** Start **
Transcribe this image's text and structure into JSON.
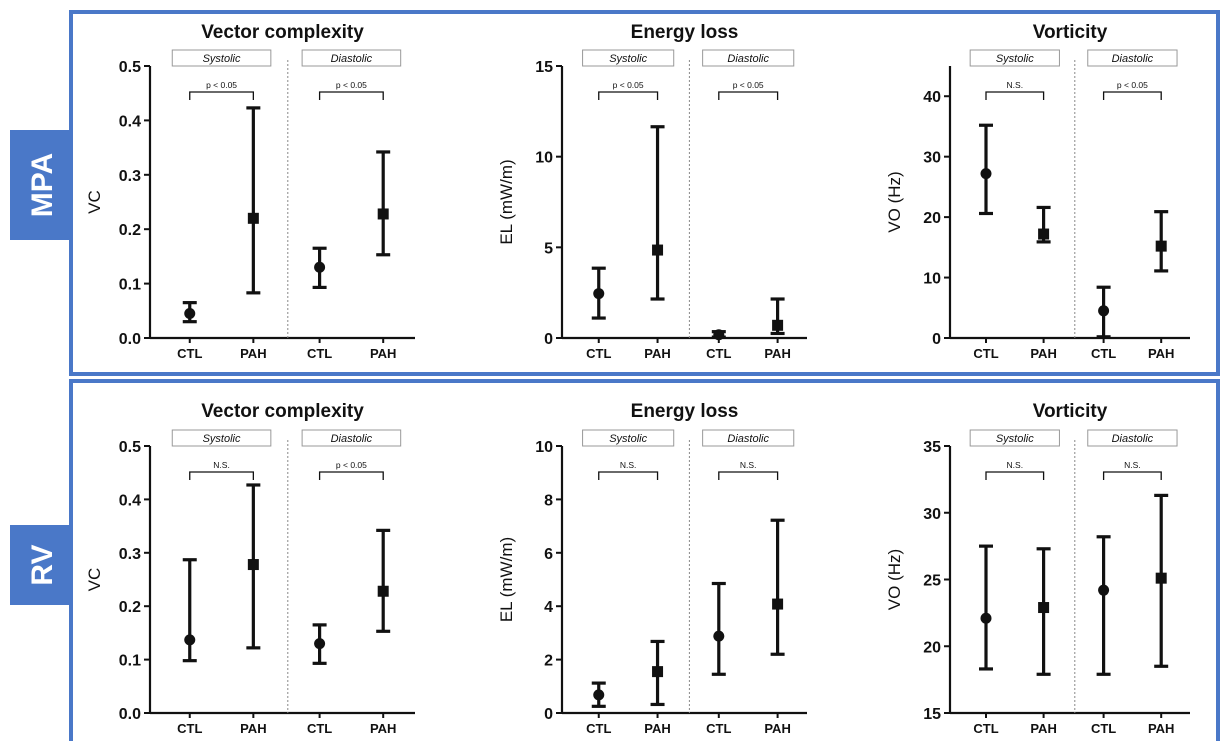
{
  "rows": [
    {
      "label": "MPA"
    },
    {
      "label": "RV"
    }
  ],
  "chart_data": [
    {
      "row": 0,
      "col": 0,
      "type": "scatter",
      "title": "Vector complexity",
      "ylabel": "VC",
      "ylim": [
        0,
        0.5
      ],
      "yticks": [
        0.0,
        0.1,
        0.2,
        0.3,
        0.4,
        0.5
      ],
      "categories": [
        "CTL",
        "PAH",
        "CTL",
        "PAH"
      ],
      "groups": [
        {
          "name": "Systolic",
          "significance": "p < 0.05"
        },
        {
          "name": "Diastolic",
          "significance": "p < 0.05"
        }
      ],
      "points": [
        {
          "x": "CTL",
          "group": "Systolic",
          "y": 0.045,
          "low": 0.03,
          "high": 0.065,
          "marker": "circle"
        },
        {
          "x": "PAH",
          "group": "Systolic",
          "y": 0.22,
          "low": 0.083,
          "high": 0.423,
          "marker": "square"
        },
        {
          "x": "CTL",
          "group": "Diastolic",
          "y": 0.13,
          "low": 0.093,
          "high": 0.165,
          "marker": "circle"
        },
        {
          "x": "PAH",
          "group": "Diastolic",
          "y": 0.228,
          "low": 0.153,
          "high": 0.342,
          "marker": "square"
        }
      ]
    },
    {
      "row": 0,
      "col": 1,
      "type": "scatter",
      "title": "Energy loss",
      "ylabel": "EL (mW/m)",
      "ylim": [
        0,
        15
      ],
      "yticks": [
        0,
        5,
        10,
        15
      ],
      "categories": [
        "CTL",
        "PAH",
        "CTL",
        "PAH"
      ],
      "groups": [
        {
          "name": "Systolic",
          "significance": "p < 0.05"
        },
        {
          "name": "Diastolic",
          "significance": "p < 0.05"
        }
      ],
      "points": [
        {
          "x": "CTL",
          "group": "Systolic",
          "y": 2.45,
          "low": 1.1,
          "high": 3.85,
          "marker": "circle"
        },
        {
          "x": "PAH",
          "group": "Systolic",
          "y": 4.85,
          "low": 2.15,
          "high": 11.65,
          "marker": "square"
        },
        {
          "x": "CTL",
          "group": "Diastolic",
          "y": 0.18,
          "low": 0.05,
          "high": 0.35,
          "marker": "circle"
        },
        {
          "x": "PAH",
          "group": "Diastolic",
          "y": 0.7,
          "low": 0.25,
          "high": 2.15,
          "marker": "square"
        }
      ]
    },
    {
      "row": 0,
      "col": 2,
      "type": "scatter",
      "title": "Vorticity",
      "ylabel": "VO (Hz)",
      "ylim": [
        0,
        45
      ],
      "yticks": [
        0,
        10,
        20,
        30,
        40
      ],
      "categories": [
        "CTL",
        "PAH",
        "CTL",
        "PAH"
      ],
      "groups": [
        {
          "name": "Systolic",
          "significance": "N.S."
        },
        {
          "name": "Diastolic",
          "significance": "p < 0.05"
        }
      ],
      "points": [
        {
          "x": "CTL",
          "group": "Systolic",
          "y": 27.2,
          "low": 20.6,
          "high": 35.2,
          "marker": "circle"
        },
        {
          "x": "PAH",
          "group": "Systolic",
          "y": 17.2,
          "low": 15.9,
          "high": 21.6,
          "marker": "square"
        },
        {
          "x": "CTL",
          "group": "Diastolic",
          "y": 4.5,
          "low": 0.2,
          "high": 8.4,
          "marker": "circle"
        },
        {
          "x": "PAH",
          "group": "Diastolic",
          "y": 15.2,
          "low": 11.1,
          "high": 20.9,
          "marker": "square"
        }
      ]
    },
    {
      "row": 1,
      "col": 0,
      "type": "scatter",
      "title": "Vector complexity",
      "ylabel": "VC",
      "ylim": [
        0,
        0.5
      ],
      "yticks": [
        0.0,
        0.1,
        0.2,
        0.3,
        0.4,
        0.5
      ],
      "categories": [
        "CTL",
        "PAH",
        "CTL",
        "PAH"
      ],
      "groups": [
        {
          "name": "Systolic",
          "significance": "N.S."
        },
        {
          "name": "Diastolic",
          "significance": "p < 0.05"
        }
      ],
      "points": [
        {
          "x": "CTL",
          "group": "Systolic",
          "y": 0.137,
          "low": 0.098,
          "high": 0.287,
          "marker": "circle"
        },
        {
          "x": "PAH",
          "group": "Systolic",
          "y": 0.278,
          "low": 0.122,
          "high": 0.427,
          "marker": "square"
        },
        {
          "x": "CTL",
          "group": "Diastolic",
          "y": 0.13,
          "low": 0.093,
          "high": 0.165,
          "marker": "circle"
        },
        {
          "x": "PAH",
          "group": "Diastolic",
          "y": 0.228,
          "low": 0.153,
          "high": 0.342,
          "marker": "square"
        }
      ]
    },
    {
      "row": 1,
      "col": 1,
      "type": "scatter",
      "title": "Energy loss",
      "ylabel": "EL (mW/m)",
      "ylim": [
        0,
        10
      ],
      "yticks": [
        0,
        2,
        4,
        6,
        8,
        10
      ],
      "categories": [
        "CTL",
        "PAH",
        "CTL",
        "PAH"
      ],
      "groups": [
        {
          "name": "Systolic",
          "significance": "N.S."
        },
        {
          "name": "Diastolic",
          "significance": "N.S."
        }
      ],
      "points": [
        {
          "x": "CTL",
          "group": "Systolic",
          "y": 0.68,
          "low": 0.25,
          "high": 1.12,
          "marker": "circle"
        },
        {
          "x": "PAH",
          "group": "Systolic",
          "y": 1.55,
          "low": 0.32,
          "high": 2.68,
          "marker": "square"
        },
        {
          "x": "CTL",
          "group": "Diastolic",
          "y": 2.88,
          "low": 1.45,
          "high": 4.85,
          "marker": "circle"
        },
        {
          "x": "PAH",
          "group": "Diastolic",
          "y": 4.08,
          "low": 2.2,
          "high": 7.22,
          "marker": "square"
        }
      ]
    },
    {
      "row": 1,
      "col": 2,
      "type": "scatter",
      "title": "Vorticity",
      "ylabel": "VO (Hz)",
      "ylim": [
        15,
        35
      ],
      "yticks": [
        15,
        20,
        25,
        30,
        35
      ],
      "categories": [
        "CTL",
        "PAH",
        "CTL",
        "PAH"
      ],
      "groups": [
        {
          "name": "Systolic",
          "significance": "N.S."
        },
        {
          "name": "Diastolic",
          "significance": "N.S."
        }
      ],
      "points": [
        {
          "x": "CTL",
          "group": "Systolic",
          "y": 22.1,
          "low": 18.3,
          "high": 27.5,
          "marker": "circle"
        },
        {
          "x": "PAH",
          "group": "Systolic",
          "y": 22.9,
          "low": 17.9,
          "high": 27.3,
          "marker": "square"
        },
        {
          "x": "CTL",
          "group": "Diastolic",
          "y": 24.2,
          "low": 17.9,
          "high": 28.2,
          "marker": "circle"
        },
        {
          "x": "PAH",
          "group": "Diastolic",
          "y": 25.1,
          "low": 18.5,
          "high": 31.3,
          "marker": "square"
        }
      ]
    }
  ]
}
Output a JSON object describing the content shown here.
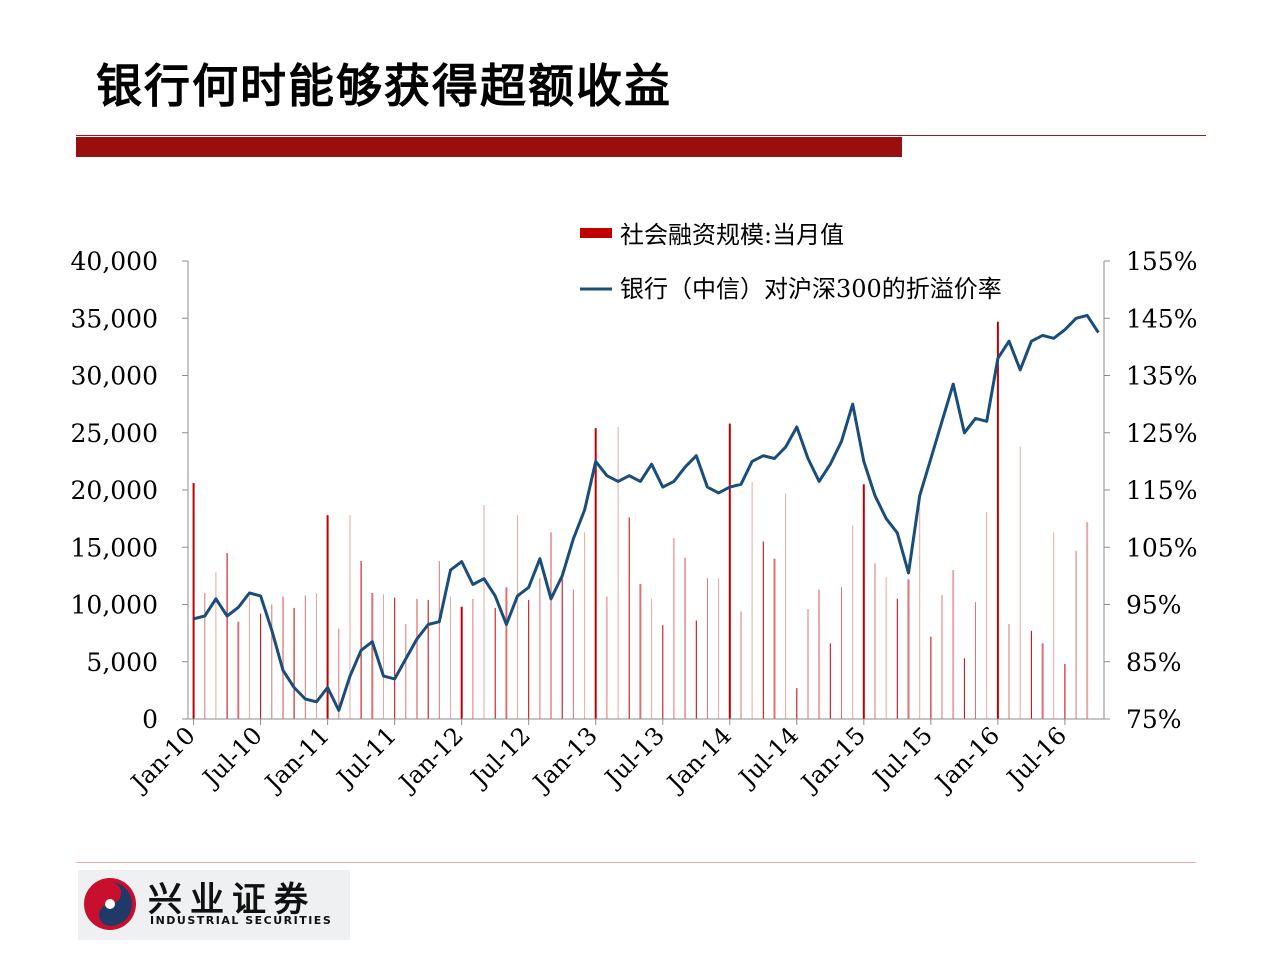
{
  "page": {
    "title": "银行何时能够获得超额收益"
  },
  "logo": {
    "name_cn": "兴业证券",
    "name_en": "INDUSTRIAL SECURITIES",
    "colors": {
      "red": "#c8102e",
      "navy": "#1f3a68"
    }
  },
  "chart_data": {
    "type": "bar+line",
    "title": "",
    "legend": [
      {
        "label": "社会融资规模:当月值",
        "kind": "bar",
        "color": "#c00000"
      },
      {
        "label": "银行（中信）对沪深300的折溢价率",
        "kind": "line",
        "color": "#1a4e7a"
      }
    ],
    "legend_placement": "top-right",
    "grid": false,
    "x_start": "2010-01",
    "x_ticks": [
      "Jan-10",
      "Jul-10",
      "Jan-11",
      "Jul-11",
      "Jan-12",
      "Jul-12",
      "Jan-13",
      "Jul-13",
      "Jan-14",
      "Jul-14",
      "Jan-15",
      "Jul-15",
      "Jan-16",
      "Jul-16"
    ],
    "y_left": {
      "ylim": [
        0,
        40000
      ],
      "ticks": [
        "40,000",
        "35,000",
        "30,000",
        "25,000",
        "20,000",
        "15,000",
        "10,000",
        "5,000",
        "0"
      ]
    },
    "y_right": {
      "ylim": [
        75,
        155
      ],
      "ticks": [
        "155%",
        "145%",
        "135%",
        "125%",
        "115%",
        "105%",
        "95%",
        "85%",
        "75%"
      ]
    },
    "series": [
      {
        "name": "社会融资规模:当月值",
        "axis": "left",
        "values": [
          20600,
          11000,
          12800,
          14500,
          8500,
          10700,
          9200,
          10000,
          10700,
          9700,
          10800,
          11000,
          17800,
          7900,
          17800,
          13800,
          11000,
          10900,
          10600,
          8300,
          10500,
          10400,
          13800,
          10700,
          9800,
          10500,
          18700,
          9700,
          11500,
          17800,
          10400,
          12300,
          16300,
          12900,
          11300,
          16300,
          25400,
          10700,
          25500,
          17600,
          11800,
          10500,
          8200,
          15800,
          14100,
          8600,
          12300,
          12300,
          25800,
          9400,
          20700,
          15500,
          14000,
          19700,
          2700,
          9600,
          11300,
          6600,
          11500,
          16900,
          20500,
          13600,
          12400,
          10500,
          12200,
          18500,
          7200,
          10800,
          13000,
          5300,
          10200,
          18100,
          34700,
          8300,
          23800,
          7700,
          6600,
          16300,
          4800,
          14700,
          17200
        ]
      },
      {
        "name": "银行（中信）对沪深300的折溢价率",
        "axis": "right",
        "values": [
          92.5,
          93,
          96,
          93,
          94.5,
          97,
          96.5,
          90.5,
          83.5,
          80.5,
          78.5,
          78,
          80.5,
          76.5,
          82.5,
          87,
          88.5,
          82.5,
          82,
          85.5,
          89,
          91.5,
          92,
          101,
          102.5,
          98.5,
          99.5,
          96.5,
          91.5,
          96.5,
          98,
          103,
          96,
          100,
          106.5,
          111.5,
          120,
          117.5,
          116.5,
          117.5,
          116.5,
          119.5,
          115.5,
          116.5,
          119,
          121,
          115.5,
          114.5,
          115.5,
          116,
          120,
          121,
          120.5,
          122.5,
          126,
          120.5,
          116.5,
          119.5,
          123.5,
          130,
          120,
          114,
          110,
          107.5,
          100.5,
          114,
          120.5,
          127,
          133.5,
          125,
          127.5,
          127,
          138,
          141,
          136,
          141,
          142,
          141.5,
          143,
          145,
          145.5,
          142.5
        ]
      }
    ]
  }
}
** End **
Copy, from the material above, each line in which the string "JSON" occurs.

■ FINISHED TASK ■
Transcribe this image's text and structure into JSON.
Output a JSON object describing the content shown here.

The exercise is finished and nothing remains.